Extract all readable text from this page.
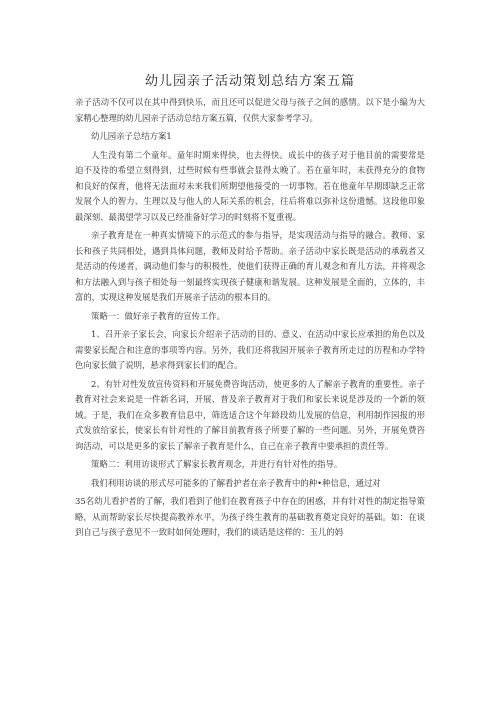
幼儿园亲子活动策划总结方案五篇

亲子活动不仅可以在其中得到快乐，而且还可以促进父母与孩子之间的感情。以下是小编为大家精心整理的幼儿园亲子活动总结方案五篇，仅供大家参考学习。

幼儿园亲子总结方案1

人生没有第二个童年。童年时期来得快，也去得快。成长中的孩子对于他目前的需要常是迫不及待的希望立刻得到，过些时候有些事就会显得太晚了。若在童年时，未获得充分的食物和良好的保育，他将无法面对未来我们所期望他接受的一切事物。若在他童年早期即缺乏正常发展个人的智力、生理以及与他人的人际关系的机会，往后将难以弥补这份遗憾。这段他印象最深刻、最渴望学习以及已经准备好学习的时刻将不复重视。

亲子教育是在一种真实情境下的示范式的参与指导，是实现活动与指导的融合。教师、家长和孩子共同相处，遇到具体问题，教师及时给予帮助。亲子活动中家长既是活动的承载者又是活动的传递者，调动他们参与的积极性，使他们获得正确的育儿观念和育儿方法，并将观念和方法融入到与孩子相处每一刻最终实现孩子健康和谐发展。这种发展是全面的，立体的，丰富的，实现这种发展是我们开展亲子活动的根本目的。

策略一：做好亲子教育的宣传工作。

1、召开亲子家长会，向家长介绍亲子活动的目的、意义、在活动中家长应承担的角色以及需要家长配合和注意的事项等内容。另外，我们还将我园开展亲子教育所走过的历程和办学特色向家长做了说明，悬求得到家长们的配合。

2、有针对性发放宣传资料和开展免费咨询活动，使更多的人了解亲子教育的重要性。亲子教育对社会来说是一件新名词，开展、普及亲子教育对于我们和家长来说是涉及的一个新的领域。于是，我们在众多教育信息中，筛选适合这个年龄段幼儿发展的信息，利用制作园报的形式发放给家长，使家长有针对性的了解目前教育孩子所要了解的一些问题。另外，开展免费咨询活动，可以是更多的家长了解亲子教育是什么，自己在亲子教育中要承担的责任等。

策略二：利用访谈形式了解家长教育观念，并进行有针对性的指导。

我们利用访谈的形式尽可能多的了解看护者在亲子教育中的种•种信息，通过对

35名幼儿看护者的了解，我们看到了他们在教育孩子中存在的困惑，并有针对性的制定指导策略，从而帮助家长尽快提高教养水平，为孩子终生教育的基础教育奠定良好的基础。如：在谈到自己与孩子意见不一致时如何处理时，我们的谈话是这样的：玉儿的妈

———

Repeat each entry above word for word, leaving every picture out.

_Task response_
Extract all readable text from this page.
幼儿园亲子活动策划总结方案五篇

亲子活动不仅可以在其中得到快乐，而且还可以促进父母与孩子之间的感情。以下是小编为大家精心整理的幼儿园亲子活动总结方案五篇，仅供大家参考学习。

幼儿园亲子总结方案1

人生没有第二个童年。童年时期来得快，也去得快。成长中的孩子对于他目前的需要常是迫不及待的希望立刻得到，过些时候有些事就会显得太晚了。若在童年时，未获得充分的食物和良好的保育，他将无法面对未来我们所期望他接受的一切事物。若在他童年早期即缺乏正常发展个人的智力、生理以及与他人的人际关系的机会，往后将难以弥补这份遗憾。这段他印象最深刻、最渴望学习以及已经准备好学习的时刻将不复重视。

亲子教育是在一种真实情境下的示范式的参与指导，是实现活动与指导的融合。教师、家长和孩子共同相处，遇到具体问题，教师及时给予帮助。亲子活动中家长既是活动的承载者又是活动的传递者，调动他们参与的积极性，使他们获得正确的育儿观念和育儿方法，并将观念和方法融入到与孩子相处每一刻最终实现孩子健康和谐发展。这种发展是全面的，立体的，丰富的，实现这种发展是我们开展亲子活动的根本目的。

策略一：做好亲子教育的宣传工作。

1、召开亲子家长会，向家长介绍亲子活动的目的、意义、在活动中家长应承担的角色以及需要家长配合和注意的事项等内容。另外，我们还将我园开展亲子教育所走过的历程和办学特色向家长做了说明，悬求得到家长们的配合。

2、有针对性发放宣传资料和开展免费咨询活动，使更多的人了解亲子教育的重要性。亲子教育对社会来说是一件新名词，开展、普及亲子教育对于我们和家长来说是涉及的一个新的领域。于是，我们在众多教育信息中，筛选适合这个年龄段幼儿发展的信息，利用制作园报的形式发放给家长，使家长有针对性的了解目前教育孩子所要了解的一些问题。另外，开展免费咨询活动，可以是更多的家长了解亲子教育是什么，自己在亲子教育中要承担的责任等。

策略二：利用访谈形式了解家长教育观念，并进行有针对性的指导。

我们利用访谈的形式尽可能多的了解看护者在亲子教育中的种•种信息，通过对

35名幼儿看护者的了解，我们看到了他们在教育孩子中存在的困惑，并有针对性的制定指导策略，从而帮助家长尽快提高教养水平，为孩子终生教育的基础教育奠定良好的基础。如：在谈到自己与孩子意见不一致时如何处理时，我们的谈话是这样的：玉儿的妈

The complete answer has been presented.